**Problem to work on:** Will you transcribe the entries that follow, exactly and in full?

(Data extracted from a collection)
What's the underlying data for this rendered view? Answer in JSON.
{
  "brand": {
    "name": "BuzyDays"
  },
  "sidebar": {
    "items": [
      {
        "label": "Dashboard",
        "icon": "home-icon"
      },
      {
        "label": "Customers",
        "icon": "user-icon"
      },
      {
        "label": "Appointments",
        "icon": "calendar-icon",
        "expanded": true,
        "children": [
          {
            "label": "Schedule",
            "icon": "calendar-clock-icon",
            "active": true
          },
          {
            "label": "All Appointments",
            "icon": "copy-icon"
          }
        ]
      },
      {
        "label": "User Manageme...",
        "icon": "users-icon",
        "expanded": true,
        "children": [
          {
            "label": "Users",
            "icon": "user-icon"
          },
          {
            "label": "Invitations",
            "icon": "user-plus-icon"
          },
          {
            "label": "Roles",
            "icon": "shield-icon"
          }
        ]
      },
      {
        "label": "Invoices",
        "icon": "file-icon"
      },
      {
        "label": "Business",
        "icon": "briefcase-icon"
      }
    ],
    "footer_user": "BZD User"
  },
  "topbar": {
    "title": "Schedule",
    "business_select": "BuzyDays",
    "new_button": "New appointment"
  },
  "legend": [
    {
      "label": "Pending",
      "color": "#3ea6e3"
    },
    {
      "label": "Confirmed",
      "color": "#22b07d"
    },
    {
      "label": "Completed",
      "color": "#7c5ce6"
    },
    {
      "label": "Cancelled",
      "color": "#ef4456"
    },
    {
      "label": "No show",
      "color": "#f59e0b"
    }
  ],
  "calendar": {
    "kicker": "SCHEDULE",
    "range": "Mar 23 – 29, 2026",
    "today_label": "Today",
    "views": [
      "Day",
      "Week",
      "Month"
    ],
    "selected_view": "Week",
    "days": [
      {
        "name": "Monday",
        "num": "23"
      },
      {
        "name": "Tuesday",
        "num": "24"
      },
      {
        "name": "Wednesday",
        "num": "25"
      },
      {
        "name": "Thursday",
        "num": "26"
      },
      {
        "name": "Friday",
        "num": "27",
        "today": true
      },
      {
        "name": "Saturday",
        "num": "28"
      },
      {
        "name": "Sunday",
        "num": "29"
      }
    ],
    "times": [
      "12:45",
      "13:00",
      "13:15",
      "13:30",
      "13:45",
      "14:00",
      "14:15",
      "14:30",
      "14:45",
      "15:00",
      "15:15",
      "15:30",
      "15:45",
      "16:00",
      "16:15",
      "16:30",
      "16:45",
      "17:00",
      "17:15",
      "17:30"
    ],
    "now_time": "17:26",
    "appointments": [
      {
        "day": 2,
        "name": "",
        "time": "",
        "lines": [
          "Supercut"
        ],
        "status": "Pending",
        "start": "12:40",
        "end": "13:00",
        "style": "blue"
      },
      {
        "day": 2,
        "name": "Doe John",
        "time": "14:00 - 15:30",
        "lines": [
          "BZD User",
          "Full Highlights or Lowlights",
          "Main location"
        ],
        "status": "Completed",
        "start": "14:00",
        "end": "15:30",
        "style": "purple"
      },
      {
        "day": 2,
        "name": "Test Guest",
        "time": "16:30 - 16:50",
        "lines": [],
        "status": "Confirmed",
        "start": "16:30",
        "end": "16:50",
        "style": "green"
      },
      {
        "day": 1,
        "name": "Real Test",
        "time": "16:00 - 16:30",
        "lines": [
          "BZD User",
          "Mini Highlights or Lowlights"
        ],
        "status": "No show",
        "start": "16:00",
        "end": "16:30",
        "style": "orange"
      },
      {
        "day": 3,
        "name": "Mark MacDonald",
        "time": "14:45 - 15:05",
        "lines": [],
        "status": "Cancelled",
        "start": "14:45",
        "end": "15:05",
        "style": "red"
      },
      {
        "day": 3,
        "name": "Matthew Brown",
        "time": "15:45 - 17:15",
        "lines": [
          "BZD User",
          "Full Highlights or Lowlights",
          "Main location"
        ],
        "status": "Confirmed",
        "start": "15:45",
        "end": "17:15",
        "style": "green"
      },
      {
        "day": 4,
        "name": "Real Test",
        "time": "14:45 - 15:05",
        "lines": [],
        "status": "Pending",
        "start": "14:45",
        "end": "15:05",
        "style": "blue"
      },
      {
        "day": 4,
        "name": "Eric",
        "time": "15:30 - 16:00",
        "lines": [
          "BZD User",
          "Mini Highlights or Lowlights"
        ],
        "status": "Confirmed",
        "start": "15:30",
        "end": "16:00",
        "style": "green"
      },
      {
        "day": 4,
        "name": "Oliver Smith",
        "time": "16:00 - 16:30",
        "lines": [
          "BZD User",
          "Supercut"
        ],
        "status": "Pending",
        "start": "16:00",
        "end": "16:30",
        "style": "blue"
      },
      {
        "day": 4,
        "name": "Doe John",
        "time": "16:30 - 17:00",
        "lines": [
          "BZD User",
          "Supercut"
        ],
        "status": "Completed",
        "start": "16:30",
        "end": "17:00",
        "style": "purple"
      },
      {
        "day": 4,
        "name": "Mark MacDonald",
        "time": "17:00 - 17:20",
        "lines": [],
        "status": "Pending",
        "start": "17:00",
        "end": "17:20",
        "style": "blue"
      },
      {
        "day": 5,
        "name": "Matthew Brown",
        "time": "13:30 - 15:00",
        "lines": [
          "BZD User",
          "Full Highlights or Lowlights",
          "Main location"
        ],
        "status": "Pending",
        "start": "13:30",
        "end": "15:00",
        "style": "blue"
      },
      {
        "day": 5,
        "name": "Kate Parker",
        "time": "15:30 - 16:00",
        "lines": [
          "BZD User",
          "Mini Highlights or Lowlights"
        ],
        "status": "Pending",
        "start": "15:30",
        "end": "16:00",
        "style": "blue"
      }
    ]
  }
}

**Final answer:**
What's the underlying data for this rendered view? Answer in JSON.
{
  "brand": {
    "name": "BuzyDays"
  },
  "sidebar": {
    "items": [
      {
        "label": "Dashboard",
        "icon": "home-icon"
      },
      {
        "label": "Customers",
        "icon": "user-icon"
      },
      {
        "label": "Appointments",
        "icon": "calendar-icon",
        "expanded": true,
        "children": [
          {
            "label": "Schedule",
            "icon": "calendar-clock-icon",
            "active": true
          },
          {
            "label": "All Appointments",
            "icon": "copy-icon"
          }
        ]
      },
      {
        "label": "User Manageme...",
        "icon": "users-icon",
        "expanded": true,
        "children": [
          {
            "label": "Users",
            "icon": "user-icon"
          },
          {
            "label": "Invitations",
            "icon": "user-plus-icon"
          },
          {
            "label": "Roles",
            "icon": "shield-icon"
          }
        ]
      },
      {
        "label": "Invoices",
        "icon": "file-icon"
      },
      {
        "label": "Business",
        "icon": "briefcase-icon"
      }
    ],
    "footer_user": "BZD User"
  },
  "topbar": {
    "title": "Schedule",
    "business_select": "BuzyDays",
    "new_button": "New appointment"
  },
  "legend": [
    {
      "label": "Pending",
      "color": "#3ea6e3"
    },
    {
      "label": "Confirmed",
      "color": "#22b07d"
    },
    {
      "label": "Completed",
      "color": "#7c5ce6"
    },
    {
      "label": "Cancelled",
      "color": "#ef4456"
    },
    {
      "label": "No show",
      "color": "#f59e0b"
    }
  ],
  "calendar": {
    "kicker": "SCHEDULE",
    "range": "Mar 23 – 29, 2026",
    "today_label": "Today",
    "views": [
      "Day",
      "Week",
      "Month"
    ],
    "selected_view": "Week",
    "days": [
      {
        "name": "Monday",
        "num": "23"
      },
      {
        "name": "Tuesday",
        "num": "24"
      },
      {
        "name": "Wednesday",
        "num": "25"
      },
      {
        "name": "Thursday",
        "num": "26"
      },
      {
        "name": "Friday",
        "num": "27",
        "today": true
      },
      {
        "name": "Saturday",
        "num": "28"
      },
      {
        "name": "Sunday",
        "num": "29"
      }
    ],
    "times": [
      "12:45",
      "13:00",
      "13:15",
      "13:30",
      "13:45",
      "14:00",
      "14:15",
      "14:30",
      "14:45",
      "15:00",
      "15:15",
      "15:30",
      "15:45",
      "16:00",
      "16:15",
      "16:30",
      "16:45",
      "17:00",
      "17:15",
      "17:30"
    ],
    "now_time": "17:26",
    "appointments": [
      {
        "day": 2,
        "name": "",
        "time": "",
        "lines": [
          "Supercut"
        ],
        "status": "Pending",
        "start": "12:40",
        "end": "13:00",
        "style": "blue"
      },
      {
        "day": 2,
        "name": "Doe John",
        "time": "14:00 - 15:30",
        "lines": [
          "BZD User",
          "Full Highlights or Lowlights",
          "Main location"
        ],
        "status": "Completed",
        "start": "14:00",
        "end": "15:30",
        "style": "purple"
      },
      {
        "day": 2,
        "name": "Test Guest",
        "time": "16:30 - 16:50",
        "lines": [],
        "status": "Confirmed",
        "start": "16:30",
        "end": "16:50",
        "style": "green"
      },
      {
        "day": 1,
        "name": "Real Test",
        "time": "16:00 - 16:30",
        "lines": [
          "BZD User",
          "Mini Highlights or Lowlights"
        ],
        "status": "No show",
        "start": "16:00",
        "end": "16:30",
        "style": "orange"
      },
      {
        "day": 3,
        "name": "Mark MacDonald",
        "time": "14:45 - 15:05",
        "lines": [],
        "status": "Cancelled",
        "start": "14:45",
        "end": "15:05",
        "style": "red"
      },
      {
        "day": 3,
        "name": "Matthew Brown",
        "time": "15:45 - 17:15",
        "lines": [
          "BZD User",
          "Full Highlights or Lowlights",
          "Main location"
        ],
        "status": "Confirmed",
        "start": "15:45",
        "end": "17:15",
        "style": "green"
      },
      {
        "day": 4,
        "name": "Real Test",
        "time": "14:45 - 15:05",
        "lines": [],
        "status": "Pending",
        "start": "14:45",
        "end": "15:05",
        "style": "blue"
      },
      {
        "day": 4,
        "name": "Eric",
        "time": "15:30 - 16:00",
        "lines": [
          "BZD User",
          "Mini Highlights or Lowlights"
        ],
        "status": "Confirmed",
        "start": "15:30",
        "end": "16:00",
        "style": "green"
      },
      {
        "day": 4,
        "name": "Oliver Smith",
        "time": "16:00 - 16:30",
        "lines": [
          "BZD User",
          "Supercut"
        ],
        "status": "Pending",
        "start": "16:00",
        "end": "16:30",
        "style": "blue"
      },
      {
        "day": 4,
        "name": "Doe John",
        "time": "16:30 - 17:00",
        "lines": [
          "BZD User",
          "Supercut"
        ],
        "status": "Completed",
        "start": "16:30",
        "end": "17:00",
        "style": "purple"
      },
      {
        "day": 4,
        "name": "Mark MacDonald",
        "time": "17:00 - 17:20",
        "lines": [],
        "status": "Pending",
        "start": "17:00",
        "end": "17:20",
        "style": "blue"
      },
      {
        "day": 5,
        "name": "Matthew Brown",
        "time": "13:30 - 15:00",
        "lines": [
          "BZD User",
          "Full Highlights or Lowlights",
          "Main location"
        ],
        "status": "Pending",
        "start": "13:30",
        "end": "15:00",
        "style": "blue"
      },
      {
        "day": 5,
        "name": "Kate Parker",
        "time": "15:30 - 16:00",
        "lines": [
          "BZD User",
          "Mini Highlights or Lowlights"
        ],
        "status": "Pending",
        "start": "15:30",
        "end": "16:00",
        "style": "blue"
      }
    ]
  }
}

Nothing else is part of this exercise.